# Stated problem
Copy out all lines with the word "KUCOIN" in them.

[Data extracted from a collection]
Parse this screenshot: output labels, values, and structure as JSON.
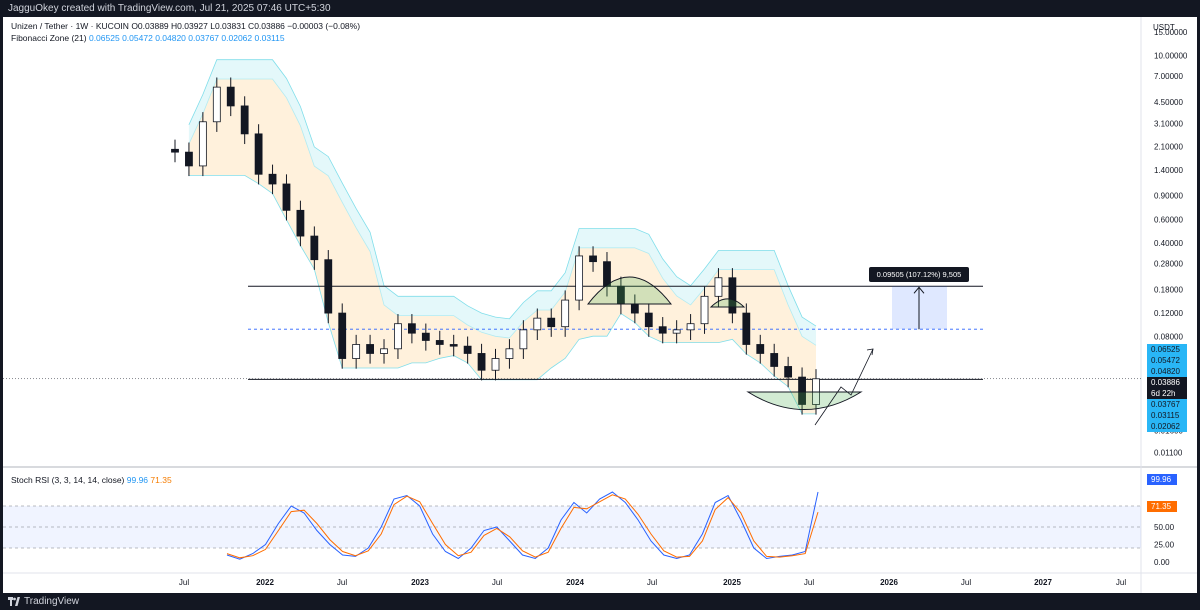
{
  "header": {
    "created_by": "JagguOkey created with TradingView.com, Jul 21, 2025 07:46 UTC+5:30"
  },
  "legend": {
    "symbol": "Unizen / Tether · 1W · KUCOIN",
    "ohlc": "O0.03889 H0.03927 L0.03831 C0.03886 −0.00003 (−0.08%)",
    "fib_label": "Fibonacci Zone (21)",
    "fib_values": [
      "0.06525",
      "0.05472",
      "0.04820",
      "0.03767",
      "0.02062",
      "0.03115"
    ],
    "rsi_label": "Stoch RSI (3, 3, 14, 14, close)",
    "rsi_k": "99.96",
    "rsi_d": "71.35"
  },
  "price_axis": {
    "currency": "USDT",
    "ticks": [
      "15.00000",
      "10.00000",
      "7.00000",
      "4.50000",
      "3.10000",
      "2.10000",
      "1.40000",
      "0.90000",
      "0.60000",
      "0.40000",
      "0.28000",
      "0.18000",
      "0.12000",
      "0.08000",
      "0.01600",
      "0.01100"
    ],
    "tags": [
      {
        "text": "0.06525",
        "color": "#29b6f6"
      },
      {
        "text": "0.05472",
        "color": "#29b6f6"
      },
      {
        "text": "0.04820",
        "color": "#29b6f6"
      },
      {
        "text": "0.03886",
        "color": "#131722"
      },
      {
        "text": "6d 22h",
        "color": "#131722"
      },
      {
        "text": "0.03767",
        "color": "#29b6f6"
      },
      {
        "text": "0.03115",
        "color": "#29b6f6"
      },
      {
        "text": "0.02062",
        "color": "#29b6f6"
      }
    ]
  },
  "rsi_axis": {
    "ticks": [
      "50.00",
      "25.00",
      "0.00"
    ],
    "k_tag": {
      "text": "99.96",
      "color": "#2962ff"
    },
    "d_tag": {
      "text": "71.35",
      "color": "#ff6d00"
    }
  },
  "time_axis": {
    "labels": [
      "Jul",
      "2022",
      "Jul",
      "2023",
      "Jul",
      "2024",
      "Jul",
      "2025",
      "Jul",
      "2026",
      "Jul",
      "2027",
      "Jul"
    ]
  },
  "measure": {
    "label": "0.09505 (107.12%) 9,505"
  },
  "footer": {
    "brand": "TradingView"
  },
  "chart_data": [
    {
      "type": "candlestick",
      "title": "Unizen / Tether · 1W · KUCOIN",
      "scale": "log",
      "ylim": [
        0.009,
        16
      ],
      "x": [
        "2021-09",
        "2021-10",
        "2021-11",
        "2021-12",
        "2022-01",
        "2022-02",
        "2022-03",
        "2022-04",
        "2022-05",
        "2022-06",
        "2022-07",
        "2022-08",
        "2022-09",
        "2022-10",
        "2022-11",
        "2022-12",
        "2023-01",
        "2023-02",
        "2023-03",
        "2023-04",
        "2023-05",
        "2023-06",
        "2023-07",
        "2023-08",
        "2023-09",
        "2023-10",
        "2023-11",
        "2023-12",
        "2024-01",
        "2024-02",
        "2024-03",
        "2024-04",
        "2024-05",
        "2024-06",
        "2024-07",
        "2024-08",
        "2024-09",
        "2024-10",
        "2024-11",
        "2024-12",
        "2025-01",
        "2025-02",
        "2025-03",
        "2025-04",
        "2025-05",
        "2025-06",
        "2025-07"
      ],
      "close": [
        1.9,
        1.5,
        3.2,
        5.8,
        4.2,
        2.6,
        1.3,
        1.1,
        0.7,
        0.45,
        0.3,
        0.12,
        0.055,
        0.07,
        0.06,
        0.065,
        0.1,
        0.085,
        0.075,
        0.07,
        0.068,
        0.06,
        0.045,
        0.055,
        0.065,
        0.09,
        0.11,
        0.095,
        0.15,
        0.32,
        0.29,
        0.19,
        0.14,
        0.12,
        0.095,
        0.085,
        0.09,
        0.1,
        0.16,
        0.22,
        0.12,
        0.07,
        0.06,
        0.048,
        0.04,
        0.025,
        0.03886
      ],
      "horizontal_levels": [
        0.19,
        0.091,
        0.0385
      ],
      "measure_label": "0.09505 (107.12%) 9,505"
    },
    {
      "type": "line",
      "title": "Stoch RSI (3, 3, 14, 14, close)",
      "ylim": [
        0,
        100
      ],
      "hlines": [
        80,
        50,
        20
      ],
      "series": [
        {
          "name": "K",
          "color": "#2962ff",
          "values": [
            10,
            4,
            12,
            25,
            55,
            80,
            70,
            45,
            25,
            10,
            8,
            20,
            50,
            90,
            95,
            80,
            40,
            15,
            5,
            20,
            45,
            50,
            30,
            10,
            5,
            20,
            60,
            85,
            70,
            90,
            100,
            85,
            60,
            30,
            10,
            5,
            10,
            40,
            85,
            95,
            60,
            20,
            5,
            8,
            10,
            15,
            99.96
          ]
        },
        {
          "name": "D",
          "color": "#ff6d00",
          "values": [
            12,
            6,
            9,
            18,
            45,
            72,
            74,
            55,
            32,
            15,
            9,
            16,
            40,
            82,
            94,
            86,
            55,
            25,
            9,
            14,
            38,
            48,
            36,
            16,
            7,
            14,
            48,
            78,
            76,
            86,
            96,
            90,
            68,
            40,
            16,
            7,
            8,
            30,
            75,
            92,
            70,
            30,
            8,
            7,
            9,
            12,
            71.35
          ]
        }
      ]
    }
  ]
}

# Response to the exercise
    "symbol": "Unizen / Tether · 1W · KUCOIN",
      "title": "Unizen / Tether · 1W · KUCOIN",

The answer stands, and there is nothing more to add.